### Provided entries ###
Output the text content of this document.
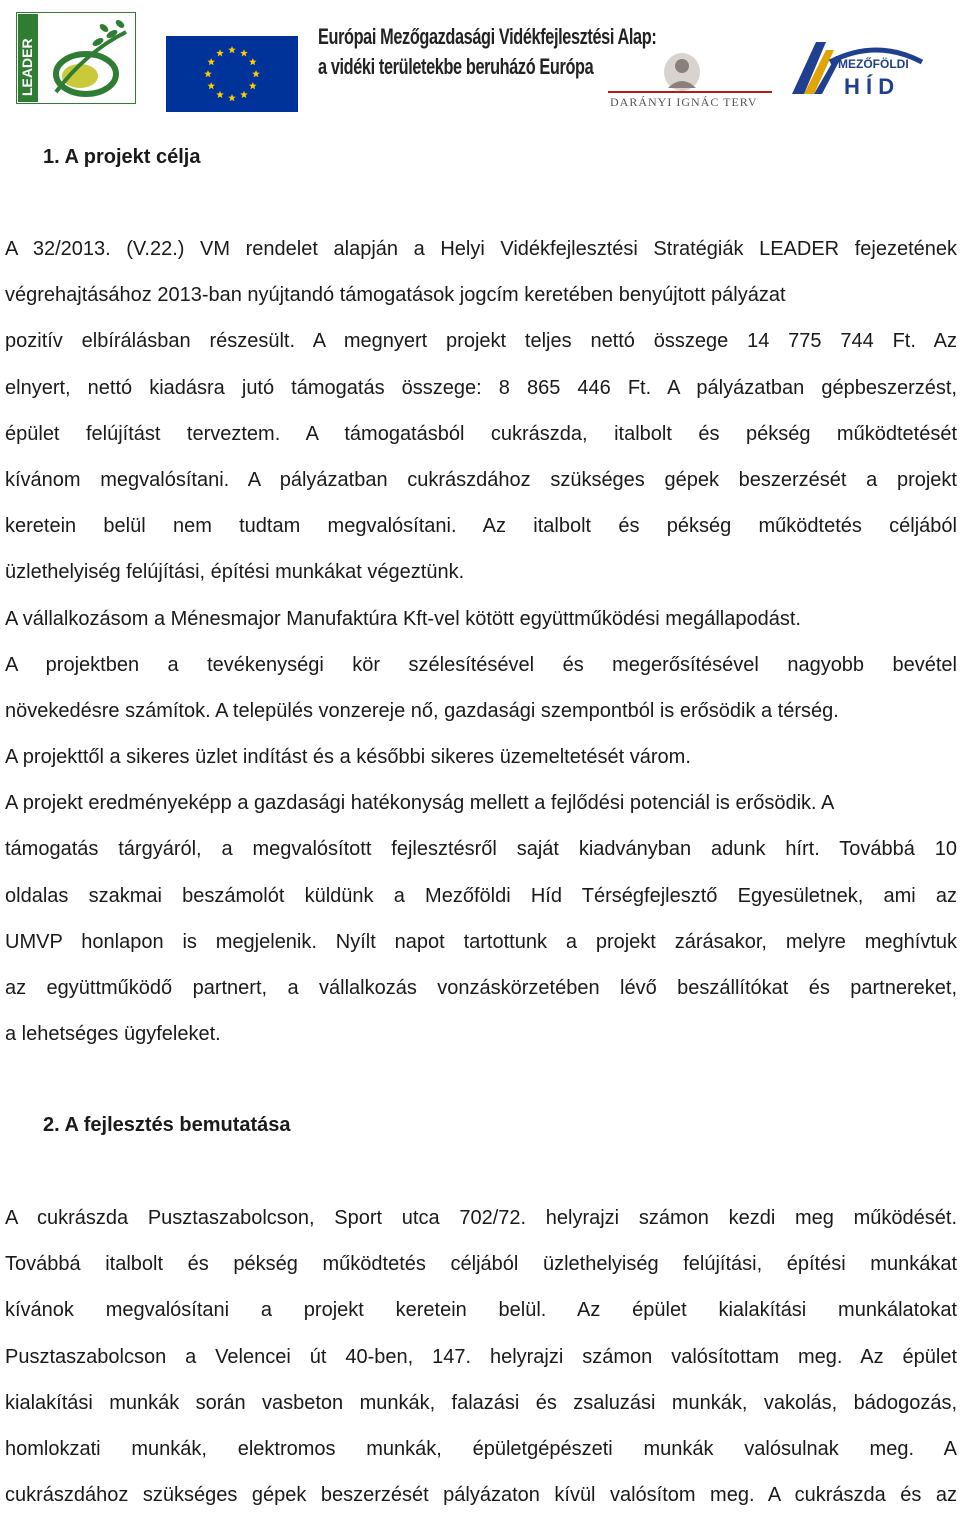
LEADER
Európai Mezőgazdasági Vidékfejlesztési Alap:
a vidéki területekbe beruházó Európa
DARÁNYI IGNÁC TERV
MEZŐFÖLDI
H Í D
1. A projekt célja
A 32/2013. (V.22.) VM rendelet alapján a Helyi Vidékfejlesztési Stratégiák LEADER fejezetének
végrehajtásához 2013-ban nyújtandó támogatások jogcím keretében benyújtott pályázat
pozitív elbírálásban részesült. A megnyert projekt teljes nettó összege 14 775 744 Ft. Az
elnyert, nettó kiadásra jutó támogatás összege: 8 865 446 Ft. A pályázatban gépbeszerzést,
épület felújítást terveztem. A támogatásból cukrászda, italbolt és pékség működtetését
kívánom megvalósítani. A pályázatban cukrászdához szükséges gépek beszerzését a projekt
keretein belül nem tudtam megvalósítani. Az italbolt és pékség működtetés céljából
üzlethelyiség felújítási, építési munkákat végeztünk.
A vállalkozásom a Ménesmajor Manufaktúra Kft-vel kötött együttműködési megállapodást.
A projektben a tevékenységi kör szélesítésével és megerősítésével nagyobb bevétel
növekedésre számítok. A település vonzereje nő, gazdasági szempontból is erősödik a térség.
A projekttől a sikeres üzlet indítást és a későbbi sikeres üzemeltetését várom.
A projekt eredményeképp a gazdasági hatékonyság mellett a fejlődési potenciál is erősödik. A
támogatás tárgyáról, a megvalósított fejlesztésről saját kiadványban adunk hírt. Továbbá 10
oldalas szakmai beszámolót küldünk a Mezőföldi Híd Térségfejlesztő Egyesületnek, ami az
UMVP honlapon is megjelenik. Nyílt napot tartottunk a projekt zárásakor, melyre meghívtuk
az együttműködő partnert, a vállalkozás vonzáskörzetében lévő beszállítókat és partnereket,
a lehetséges ügyfeleket.
2. A fejlesztés bemutatása
A cukrászda Pusztaszabolcson, Sport utca 702/72. helyrajzi számon kezdi meg működését.
Továbbá italbolt és pékség működtetés céljából üzlethelyiség felújítási, építési munkákat
kívánok megvalósítani a projekt keretein belül. Az épület kialakítási munkálatokat
Pusztaszabolcson a Velencei út 40-ben, 147. helyrajzi számon valósítottam meg. Az épület
kialakítási munkák során vasbeton munkák, falazási és zsaluzási munkák, vakolás, bádogozás,
homlokzati munkák, elektromos munkák, épületgépészeti munkák valósulnak meg. A
cukrászdához szükséges gépek beszerzését pályázaton kívül valósítom meg. A cukrászda és az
###
_What you should do_. Using the records above, gather all lines where the string "Továbbá" is present.

_Task answer_.
támogatás tárgyáról, a megvalósított fejlesztésről saját kiadványban adunk hírt. Továbbá 10
Továbbá italbolt és pékség működtetés céljából üzlethelyiség felújítási, építési munkákat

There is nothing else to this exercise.